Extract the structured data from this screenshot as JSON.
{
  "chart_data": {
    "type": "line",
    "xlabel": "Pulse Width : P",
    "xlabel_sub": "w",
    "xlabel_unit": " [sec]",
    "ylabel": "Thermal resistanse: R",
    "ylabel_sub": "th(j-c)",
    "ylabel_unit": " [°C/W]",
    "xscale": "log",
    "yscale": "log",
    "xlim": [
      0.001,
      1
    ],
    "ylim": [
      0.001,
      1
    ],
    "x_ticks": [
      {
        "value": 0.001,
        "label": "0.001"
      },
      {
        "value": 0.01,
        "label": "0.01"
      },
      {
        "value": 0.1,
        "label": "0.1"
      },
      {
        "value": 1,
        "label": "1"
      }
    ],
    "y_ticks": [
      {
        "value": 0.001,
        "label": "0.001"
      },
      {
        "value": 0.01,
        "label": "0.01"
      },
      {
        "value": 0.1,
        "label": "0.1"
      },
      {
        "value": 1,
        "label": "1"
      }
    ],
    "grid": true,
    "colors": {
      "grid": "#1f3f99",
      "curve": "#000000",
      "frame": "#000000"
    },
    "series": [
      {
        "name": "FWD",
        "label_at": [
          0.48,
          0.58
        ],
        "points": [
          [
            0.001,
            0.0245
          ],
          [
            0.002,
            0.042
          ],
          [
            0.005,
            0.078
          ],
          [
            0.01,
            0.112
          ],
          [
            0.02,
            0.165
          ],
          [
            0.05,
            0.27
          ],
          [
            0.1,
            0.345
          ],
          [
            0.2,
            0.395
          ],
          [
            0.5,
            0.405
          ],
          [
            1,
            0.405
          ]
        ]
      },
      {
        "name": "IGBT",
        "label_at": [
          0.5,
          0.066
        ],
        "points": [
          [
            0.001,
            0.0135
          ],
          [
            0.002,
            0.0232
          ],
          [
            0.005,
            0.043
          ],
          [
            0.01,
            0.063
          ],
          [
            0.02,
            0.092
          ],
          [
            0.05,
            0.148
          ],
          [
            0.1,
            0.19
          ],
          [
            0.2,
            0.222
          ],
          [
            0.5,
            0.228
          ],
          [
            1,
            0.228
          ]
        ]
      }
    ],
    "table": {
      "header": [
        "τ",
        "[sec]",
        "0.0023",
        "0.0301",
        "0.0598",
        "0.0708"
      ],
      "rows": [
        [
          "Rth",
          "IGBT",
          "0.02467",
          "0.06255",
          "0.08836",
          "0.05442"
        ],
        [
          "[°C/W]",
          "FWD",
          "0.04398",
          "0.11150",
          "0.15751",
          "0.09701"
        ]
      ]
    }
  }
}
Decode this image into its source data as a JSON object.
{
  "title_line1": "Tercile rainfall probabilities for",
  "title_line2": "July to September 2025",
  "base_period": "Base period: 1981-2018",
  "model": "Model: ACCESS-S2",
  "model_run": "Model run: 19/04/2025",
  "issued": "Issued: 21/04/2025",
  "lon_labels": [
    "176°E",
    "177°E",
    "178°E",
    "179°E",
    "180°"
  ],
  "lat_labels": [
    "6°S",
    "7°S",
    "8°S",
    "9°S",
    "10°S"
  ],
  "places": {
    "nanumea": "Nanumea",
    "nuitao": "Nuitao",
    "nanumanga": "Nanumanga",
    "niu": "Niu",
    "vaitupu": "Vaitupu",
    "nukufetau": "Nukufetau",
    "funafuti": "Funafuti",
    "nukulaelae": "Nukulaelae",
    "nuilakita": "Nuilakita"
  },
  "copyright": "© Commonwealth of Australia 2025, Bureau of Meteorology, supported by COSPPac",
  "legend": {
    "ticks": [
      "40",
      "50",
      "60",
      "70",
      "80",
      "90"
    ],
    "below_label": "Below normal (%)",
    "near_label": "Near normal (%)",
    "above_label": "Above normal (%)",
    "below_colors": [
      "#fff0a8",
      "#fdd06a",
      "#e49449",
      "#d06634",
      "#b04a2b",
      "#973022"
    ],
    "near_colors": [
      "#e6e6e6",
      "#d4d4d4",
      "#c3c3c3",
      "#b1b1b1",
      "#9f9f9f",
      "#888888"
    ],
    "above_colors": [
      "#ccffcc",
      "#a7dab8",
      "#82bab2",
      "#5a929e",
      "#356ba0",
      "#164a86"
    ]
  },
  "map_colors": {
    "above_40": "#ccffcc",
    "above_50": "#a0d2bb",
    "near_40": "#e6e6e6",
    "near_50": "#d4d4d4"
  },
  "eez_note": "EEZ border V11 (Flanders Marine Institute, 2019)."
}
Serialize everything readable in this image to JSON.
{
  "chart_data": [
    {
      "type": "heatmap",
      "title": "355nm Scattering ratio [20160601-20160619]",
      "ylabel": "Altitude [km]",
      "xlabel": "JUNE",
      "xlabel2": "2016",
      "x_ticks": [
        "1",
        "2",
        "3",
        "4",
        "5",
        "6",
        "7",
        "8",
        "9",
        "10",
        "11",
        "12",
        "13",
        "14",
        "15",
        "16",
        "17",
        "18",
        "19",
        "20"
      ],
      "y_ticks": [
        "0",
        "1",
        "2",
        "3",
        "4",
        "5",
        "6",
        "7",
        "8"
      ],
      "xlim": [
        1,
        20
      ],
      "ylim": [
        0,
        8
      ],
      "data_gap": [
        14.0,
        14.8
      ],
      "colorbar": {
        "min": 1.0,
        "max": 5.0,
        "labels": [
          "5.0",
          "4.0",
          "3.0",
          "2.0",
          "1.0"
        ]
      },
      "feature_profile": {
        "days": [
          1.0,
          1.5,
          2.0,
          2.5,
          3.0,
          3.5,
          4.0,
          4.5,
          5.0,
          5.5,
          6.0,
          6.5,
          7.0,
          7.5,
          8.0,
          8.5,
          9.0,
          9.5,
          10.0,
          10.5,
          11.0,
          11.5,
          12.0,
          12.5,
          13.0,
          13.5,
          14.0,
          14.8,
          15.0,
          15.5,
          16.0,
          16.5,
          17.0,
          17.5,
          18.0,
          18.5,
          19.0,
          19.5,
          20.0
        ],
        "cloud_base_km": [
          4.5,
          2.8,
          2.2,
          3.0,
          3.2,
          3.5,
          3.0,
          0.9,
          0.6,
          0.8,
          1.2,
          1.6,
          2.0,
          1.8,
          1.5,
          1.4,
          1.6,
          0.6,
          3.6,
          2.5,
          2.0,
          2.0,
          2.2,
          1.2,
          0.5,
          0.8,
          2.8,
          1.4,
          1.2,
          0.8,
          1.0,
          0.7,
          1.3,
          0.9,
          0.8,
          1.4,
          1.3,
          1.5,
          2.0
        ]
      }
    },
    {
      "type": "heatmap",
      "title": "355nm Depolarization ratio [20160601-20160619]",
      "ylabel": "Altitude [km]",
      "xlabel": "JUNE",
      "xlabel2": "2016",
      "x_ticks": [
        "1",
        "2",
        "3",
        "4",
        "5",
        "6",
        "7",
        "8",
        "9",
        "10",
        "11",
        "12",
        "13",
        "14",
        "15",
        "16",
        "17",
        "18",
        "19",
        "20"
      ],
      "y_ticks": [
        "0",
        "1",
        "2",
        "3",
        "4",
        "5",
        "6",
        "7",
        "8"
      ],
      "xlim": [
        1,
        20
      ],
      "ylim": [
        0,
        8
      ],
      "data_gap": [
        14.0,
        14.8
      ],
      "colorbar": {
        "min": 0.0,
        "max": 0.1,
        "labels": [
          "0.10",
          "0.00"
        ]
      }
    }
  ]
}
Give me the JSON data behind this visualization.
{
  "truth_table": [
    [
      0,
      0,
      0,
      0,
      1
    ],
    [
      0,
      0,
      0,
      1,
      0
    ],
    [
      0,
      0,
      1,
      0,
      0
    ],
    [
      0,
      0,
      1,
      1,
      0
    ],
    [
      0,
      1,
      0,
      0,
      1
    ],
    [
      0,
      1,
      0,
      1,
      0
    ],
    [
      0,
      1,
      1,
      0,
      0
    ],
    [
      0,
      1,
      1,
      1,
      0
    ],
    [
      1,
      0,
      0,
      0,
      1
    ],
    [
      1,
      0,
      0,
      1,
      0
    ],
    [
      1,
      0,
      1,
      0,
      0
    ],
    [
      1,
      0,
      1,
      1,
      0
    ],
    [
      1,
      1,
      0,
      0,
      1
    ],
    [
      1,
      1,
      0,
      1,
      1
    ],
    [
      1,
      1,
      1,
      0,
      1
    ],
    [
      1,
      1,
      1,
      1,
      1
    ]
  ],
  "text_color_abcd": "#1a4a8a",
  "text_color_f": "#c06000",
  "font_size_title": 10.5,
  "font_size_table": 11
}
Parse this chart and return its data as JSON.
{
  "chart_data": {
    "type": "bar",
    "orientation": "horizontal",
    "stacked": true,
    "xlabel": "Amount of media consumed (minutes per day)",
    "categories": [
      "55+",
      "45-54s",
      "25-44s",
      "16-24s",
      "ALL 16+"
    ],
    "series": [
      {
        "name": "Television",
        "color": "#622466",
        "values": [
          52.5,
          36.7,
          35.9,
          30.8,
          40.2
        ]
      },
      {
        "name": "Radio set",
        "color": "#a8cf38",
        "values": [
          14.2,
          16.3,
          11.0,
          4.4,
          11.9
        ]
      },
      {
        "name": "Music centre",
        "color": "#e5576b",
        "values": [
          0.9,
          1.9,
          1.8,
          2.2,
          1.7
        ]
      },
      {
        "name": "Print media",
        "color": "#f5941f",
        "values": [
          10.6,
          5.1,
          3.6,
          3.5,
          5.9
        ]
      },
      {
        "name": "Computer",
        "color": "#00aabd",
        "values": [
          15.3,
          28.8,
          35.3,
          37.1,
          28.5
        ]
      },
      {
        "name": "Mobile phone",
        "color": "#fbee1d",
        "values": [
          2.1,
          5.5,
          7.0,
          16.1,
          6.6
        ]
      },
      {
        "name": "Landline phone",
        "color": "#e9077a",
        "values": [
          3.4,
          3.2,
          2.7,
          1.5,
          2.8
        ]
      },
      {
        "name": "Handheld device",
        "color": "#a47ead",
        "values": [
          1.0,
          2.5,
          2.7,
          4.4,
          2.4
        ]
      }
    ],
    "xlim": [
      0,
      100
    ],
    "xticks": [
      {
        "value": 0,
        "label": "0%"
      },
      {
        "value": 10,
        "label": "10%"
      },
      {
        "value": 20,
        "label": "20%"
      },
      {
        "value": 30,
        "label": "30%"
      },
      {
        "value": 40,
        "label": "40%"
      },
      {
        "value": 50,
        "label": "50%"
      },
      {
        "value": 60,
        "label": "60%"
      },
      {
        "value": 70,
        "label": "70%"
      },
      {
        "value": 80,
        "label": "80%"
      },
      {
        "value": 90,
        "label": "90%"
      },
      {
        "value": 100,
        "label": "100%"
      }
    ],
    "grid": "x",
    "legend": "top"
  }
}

━━━━━━━━━━━━━━━━━━━━━━━━━━━━━━

Direction
Sift through the entries and copy every line with "phone".

Exercise result
        "name": "Mobile phone",
        "name": "Landline phone",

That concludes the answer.